WHAT YOU HAVE TO DO
Where a line holds the string "time", return that line.

MATERIAL
===============
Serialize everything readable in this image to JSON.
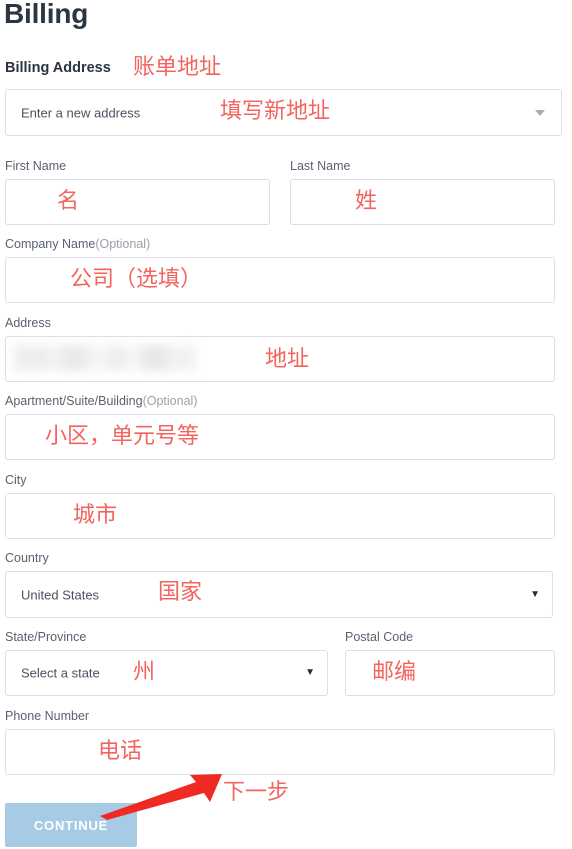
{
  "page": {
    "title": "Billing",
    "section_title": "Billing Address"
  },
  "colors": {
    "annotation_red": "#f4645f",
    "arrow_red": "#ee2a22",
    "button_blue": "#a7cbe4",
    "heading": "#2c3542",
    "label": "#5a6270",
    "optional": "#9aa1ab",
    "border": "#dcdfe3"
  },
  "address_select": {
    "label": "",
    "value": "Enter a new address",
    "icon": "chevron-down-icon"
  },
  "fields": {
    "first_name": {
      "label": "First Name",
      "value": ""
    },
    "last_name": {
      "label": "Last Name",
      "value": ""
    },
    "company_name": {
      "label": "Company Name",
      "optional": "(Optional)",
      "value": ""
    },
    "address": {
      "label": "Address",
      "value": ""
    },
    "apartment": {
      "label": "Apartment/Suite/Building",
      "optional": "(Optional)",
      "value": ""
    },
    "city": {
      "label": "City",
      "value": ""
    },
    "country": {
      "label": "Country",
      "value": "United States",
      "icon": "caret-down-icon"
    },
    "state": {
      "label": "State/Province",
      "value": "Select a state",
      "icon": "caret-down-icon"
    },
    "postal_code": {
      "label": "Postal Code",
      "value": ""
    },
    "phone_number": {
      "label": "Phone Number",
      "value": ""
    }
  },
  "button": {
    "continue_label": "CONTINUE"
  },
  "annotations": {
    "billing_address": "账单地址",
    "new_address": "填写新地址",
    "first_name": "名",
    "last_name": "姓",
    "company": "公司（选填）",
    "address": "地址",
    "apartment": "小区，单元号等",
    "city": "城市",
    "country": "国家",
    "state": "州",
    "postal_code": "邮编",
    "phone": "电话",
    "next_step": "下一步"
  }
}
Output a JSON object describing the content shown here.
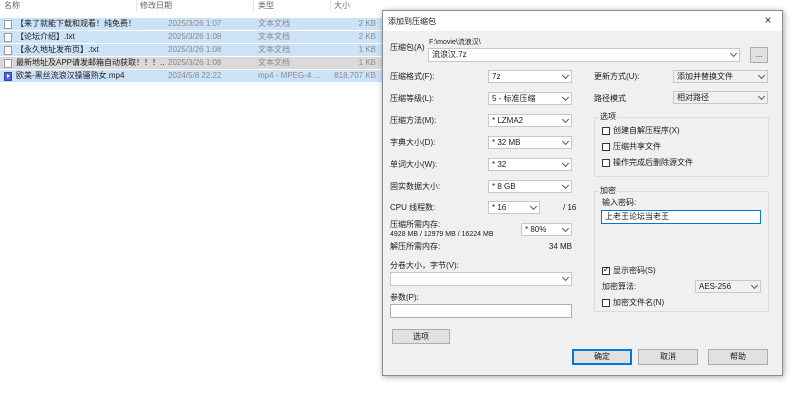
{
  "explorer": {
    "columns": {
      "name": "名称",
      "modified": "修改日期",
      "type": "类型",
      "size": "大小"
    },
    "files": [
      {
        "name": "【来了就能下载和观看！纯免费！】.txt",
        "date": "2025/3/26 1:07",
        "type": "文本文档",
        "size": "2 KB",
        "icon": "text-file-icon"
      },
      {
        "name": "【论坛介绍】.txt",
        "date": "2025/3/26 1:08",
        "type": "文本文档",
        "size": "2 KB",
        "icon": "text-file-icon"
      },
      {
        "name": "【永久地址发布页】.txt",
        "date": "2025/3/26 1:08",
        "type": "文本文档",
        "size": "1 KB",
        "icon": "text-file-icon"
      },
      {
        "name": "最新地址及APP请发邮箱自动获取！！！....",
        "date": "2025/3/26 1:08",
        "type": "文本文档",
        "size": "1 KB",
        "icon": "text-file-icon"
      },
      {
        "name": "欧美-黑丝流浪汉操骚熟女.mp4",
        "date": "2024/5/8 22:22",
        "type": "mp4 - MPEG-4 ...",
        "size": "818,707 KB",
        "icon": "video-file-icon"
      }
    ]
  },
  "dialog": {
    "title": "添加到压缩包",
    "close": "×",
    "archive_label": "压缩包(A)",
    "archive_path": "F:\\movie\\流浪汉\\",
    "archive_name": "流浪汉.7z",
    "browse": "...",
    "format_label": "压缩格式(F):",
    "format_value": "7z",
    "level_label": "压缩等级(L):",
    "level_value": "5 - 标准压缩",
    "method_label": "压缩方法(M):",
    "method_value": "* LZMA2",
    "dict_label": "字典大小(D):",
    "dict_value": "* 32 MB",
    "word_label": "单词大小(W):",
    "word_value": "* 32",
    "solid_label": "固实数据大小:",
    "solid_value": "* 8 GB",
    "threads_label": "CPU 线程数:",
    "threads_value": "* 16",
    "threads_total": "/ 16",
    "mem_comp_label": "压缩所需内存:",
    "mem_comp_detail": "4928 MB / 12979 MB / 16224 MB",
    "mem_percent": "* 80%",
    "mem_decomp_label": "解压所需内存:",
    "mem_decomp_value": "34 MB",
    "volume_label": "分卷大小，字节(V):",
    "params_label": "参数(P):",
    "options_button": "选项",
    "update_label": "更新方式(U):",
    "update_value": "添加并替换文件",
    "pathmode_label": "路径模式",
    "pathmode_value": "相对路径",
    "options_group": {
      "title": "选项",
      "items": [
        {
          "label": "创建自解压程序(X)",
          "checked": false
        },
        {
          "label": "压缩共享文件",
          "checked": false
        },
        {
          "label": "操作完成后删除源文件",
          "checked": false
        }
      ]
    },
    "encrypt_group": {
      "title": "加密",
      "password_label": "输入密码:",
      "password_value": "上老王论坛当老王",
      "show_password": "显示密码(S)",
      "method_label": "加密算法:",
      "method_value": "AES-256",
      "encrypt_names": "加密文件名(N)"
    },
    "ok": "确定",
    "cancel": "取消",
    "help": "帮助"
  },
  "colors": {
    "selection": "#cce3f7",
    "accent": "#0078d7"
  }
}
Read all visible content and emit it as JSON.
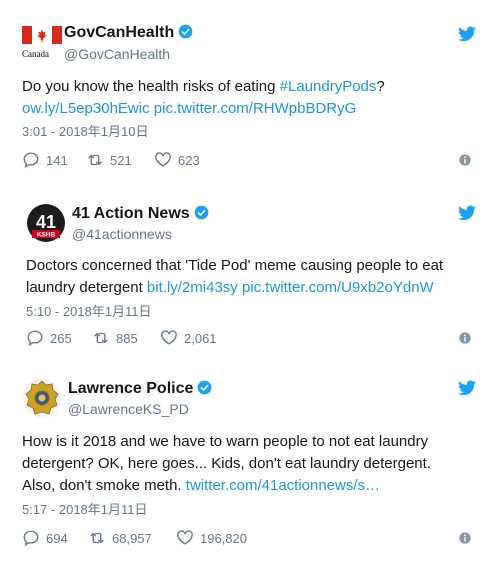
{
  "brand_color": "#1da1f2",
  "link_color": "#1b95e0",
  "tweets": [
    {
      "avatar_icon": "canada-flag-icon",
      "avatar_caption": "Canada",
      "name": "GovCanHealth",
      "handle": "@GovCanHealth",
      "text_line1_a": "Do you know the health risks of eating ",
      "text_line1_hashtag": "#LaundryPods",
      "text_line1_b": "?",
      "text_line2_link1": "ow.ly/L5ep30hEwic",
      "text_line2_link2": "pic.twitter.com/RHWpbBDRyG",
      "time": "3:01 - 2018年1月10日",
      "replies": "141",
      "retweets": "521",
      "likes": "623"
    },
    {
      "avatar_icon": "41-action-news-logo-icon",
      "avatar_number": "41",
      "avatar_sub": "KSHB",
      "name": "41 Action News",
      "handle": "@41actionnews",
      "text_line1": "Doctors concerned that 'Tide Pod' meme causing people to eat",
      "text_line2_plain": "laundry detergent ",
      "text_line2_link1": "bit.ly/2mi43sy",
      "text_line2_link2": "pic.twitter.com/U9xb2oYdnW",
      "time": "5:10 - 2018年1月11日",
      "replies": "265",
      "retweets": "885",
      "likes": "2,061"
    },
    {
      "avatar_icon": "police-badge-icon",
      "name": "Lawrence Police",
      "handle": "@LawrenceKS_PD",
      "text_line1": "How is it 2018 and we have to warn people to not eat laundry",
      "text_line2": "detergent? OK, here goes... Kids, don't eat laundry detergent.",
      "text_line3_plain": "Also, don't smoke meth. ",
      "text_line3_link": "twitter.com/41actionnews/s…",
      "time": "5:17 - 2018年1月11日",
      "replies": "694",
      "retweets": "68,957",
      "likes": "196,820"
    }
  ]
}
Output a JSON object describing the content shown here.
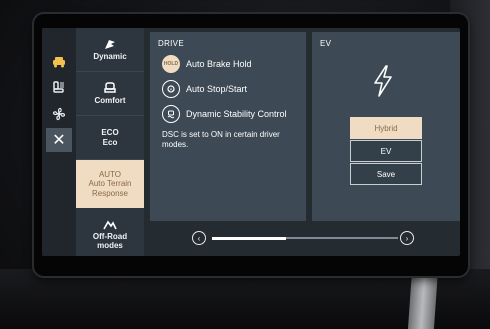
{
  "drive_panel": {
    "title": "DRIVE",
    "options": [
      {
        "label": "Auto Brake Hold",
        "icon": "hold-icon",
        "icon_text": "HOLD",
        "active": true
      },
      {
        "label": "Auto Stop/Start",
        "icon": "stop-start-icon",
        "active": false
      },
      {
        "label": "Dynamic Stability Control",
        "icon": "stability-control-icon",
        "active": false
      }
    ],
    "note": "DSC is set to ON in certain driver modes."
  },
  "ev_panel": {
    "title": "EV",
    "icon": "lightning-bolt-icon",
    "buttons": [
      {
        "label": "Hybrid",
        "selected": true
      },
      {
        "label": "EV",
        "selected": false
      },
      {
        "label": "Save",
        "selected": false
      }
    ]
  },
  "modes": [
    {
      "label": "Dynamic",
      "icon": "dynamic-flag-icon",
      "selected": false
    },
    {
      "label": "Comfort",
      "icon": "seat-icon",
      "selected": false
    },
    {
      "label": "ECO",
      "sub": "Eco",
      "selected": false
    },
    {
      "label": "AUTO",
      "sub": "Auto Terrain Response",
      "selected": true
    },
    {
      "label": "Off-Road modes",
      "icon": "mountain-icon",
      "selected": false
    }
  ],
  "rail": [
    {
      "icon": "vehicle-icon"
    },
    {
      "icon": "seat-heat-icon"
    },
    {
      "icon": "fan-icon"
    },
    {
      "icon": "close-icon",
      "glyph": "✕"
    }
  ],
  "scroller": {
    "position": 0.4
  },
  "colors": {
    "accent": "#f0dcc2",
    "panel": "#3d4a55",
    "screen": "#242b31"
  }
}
===============
SOLUTION TO THIS PROBLEM
      "time": "3:01 - 2018年1月10日",
      "time": "5:10 - 2018年1月11日",
      "time": "5:17 - 2018年1月11日",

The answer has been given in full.